═════ Given records

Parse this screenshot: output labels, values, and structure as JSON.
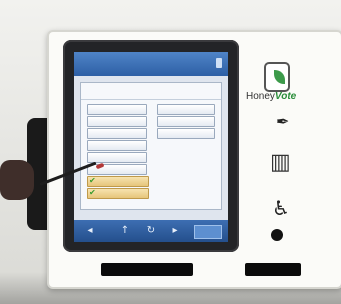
{
  "kiosk": {
    "brand": {
      "name_part1": "Honey",
      "name_part2": "Vote",
      "logo_icon": "leaf-logo-icon"
    },
    "side_icons": [
      "pen-icon",
      "ballot-box-icon",
      "accessibility-icon"
    ],
    "colors": {
      "screen_header": "#2d5fa5",
      "selected_option": "#e6c57a",
      "brand_accent": "#2a8e3a"
    }
  },
  "screen": {
    "title": "",
    "panel_title": "",
    "options": [
      {
        "label": "",
        "selected": false
      },
      {
        "label": "",
        "selected": false
      },
      {
        "label": "",
        "selected": false
      },
      {
        "label": "",
        "selected": false
      },
      {
        "label": "",
        "selected": false
      },
      {
        "label": "",
        "selected": false
      },
      {
        "label": "",
        "selected": true
      },
      {
        "label": "",
        "selected": true
      },
      {
        "label": "",
        "selected": false
      },
      {
        "label": "",
        "selected": false
      },
      {
        "label": "",
        "selected": false
      }
    ],
    "footer": {
      "back_icon": "back-icon",
      "up_icon": "up-arrow-icon",
      "refresh_icon": "refresh-icon",
      "next_icon": "next-icon",
      "done_label": ""
    }
  },
  "captions": {
    "left": "",
    "right": ""
  }
}
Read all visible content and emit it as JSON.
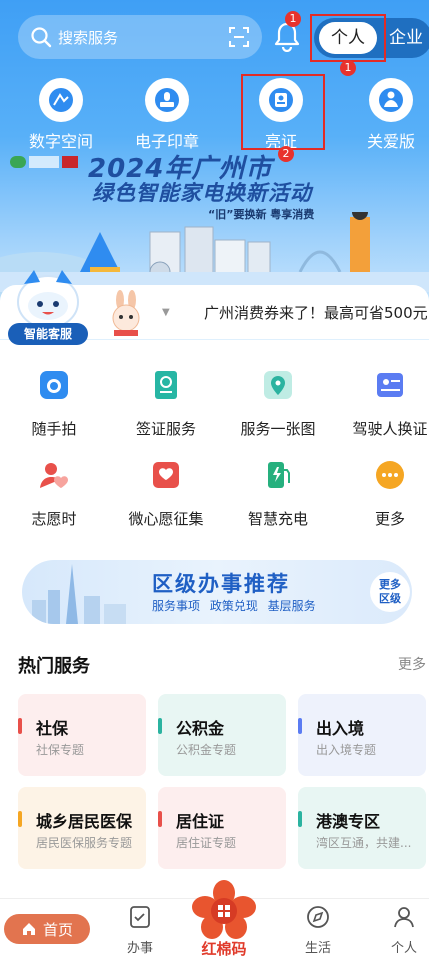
{
  "header": {
    "search_placeholder": "搜索服务",
    "bell_badge": "1",
    "toggle_personal": "个人",
    "toggle_enterprise": "企业",
    "highlight_badge_1": "1",
    "highlight_badge_2": "2"
  },
  "quick_actions": [
    {
      "label": "数字空间",
      "icon": "digital-space-icon"
    },
    {
      "label": "电子印章",
      "icon": "seal-icon"
    },
    {
      "label": "亮证",
      "icon": "certificate-icon"
    },
    {
      "label": "关爱版",
      "icon": "care-icon"
    }
  ],
  "banner": {
    "title_line1": "2024年广州市",
    "title_line2": "绿色智能家电换新活动",
    "subtitle": "“旧”要换新 粤享消费"
  },
  "ticker": {
    "robot_label": "智能客服",
    "text": "广州消费券来了！最高可省500元"
  },
  "services": [
    {
      "label": "随手拍",
      "icon": "camera-icon",
      "color": "#2f8cf0"
    },
    {
      "label": "签证服务",
      "icon": "passport-icon",
      "color": "#27b6a4"
    },
    {
      "label": "服务一张图",
      "icon": "map-pin-icon",
      "color": "#2bb3a0"
    },
    {
      "label": "驾驶人换证",
      "icon": "driver-card-icon",
      "color": "#5b7cf2"
    },
    {
      "label": "志愿时",
      "icon": "volunteer-icon",
      "color": "#e8504a"
    },
    {
      "label": "微心愿征集",
      "icon": "wish-icon",
      "color": "#e8504a"
    },
    {
      "label": "智慧充电",
      "icon": "charging-icon",
      "color": "#26b07e"
    },
    {
      "label": "更多",
      "icon": "more-icon",
      "color": "#f5a623"
    }
  ],
  "district": {
    "title": "区级办事推荐",
    "tags": "服务事项 政策兑现 基层服务",
    "more_line1": "更多",
    "more_line2": "区级"
  },
  "hot": {
    "title": "热门服务",
    "more": "更多",
    "cards": [
      {
        "title": "社保",
        "subtitle": "社保专题",
        "bg": "#fdeeee",
        "accent": "#e8504a"
      },
      {
        "title": "公积金",
        "subtitle": "公积金专题",
        "bg": "#e8f6f3",
        "accent": "#2bb3a0"
      },
      {
        "title": "出入境",
        "subtitle": "出入境专题",
        "bg": "#eef2fc",
        "accent": "#5b7cf2"
      },
      {
        "title": "城乡居民医保",
        "subtitle": "居民医保服务专题",
        "bg": "#fdf3e6",
        "accent": "#f5a623"
      },
      {
        "title": "居住证",
        "subtitle": "居住证专题",
        "bg": "#fdeeee",
        "accent": "#e8504a"
      },
      {
        "title": "港澳专区",
        "subtitle": "湾区互通，共建...",
        "bg": "#e8f6f3",
        "accent": "#2bb3a0"
      }
    ]
  },
  "tabbar": {
    "home": "首页",
    "tasks": "办事",
    "center": "红棉码",
    "life": "生活",
    "personal": "个人"
  }
}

══════════

(Problem) Where a line holds "subtitle", copy that line.

(Response to the exercise)
    "subtitle": "“旧”要换新 粤享消费"
        "subtitle": "社保专题",
        "subtitle": "公积金专题",
        "subtitle": "出入境专题",
        "subtitle": "居民医保服务专题",
        "subtitle": "居住证专题",
        "subtitle": "湾区互通，共建...",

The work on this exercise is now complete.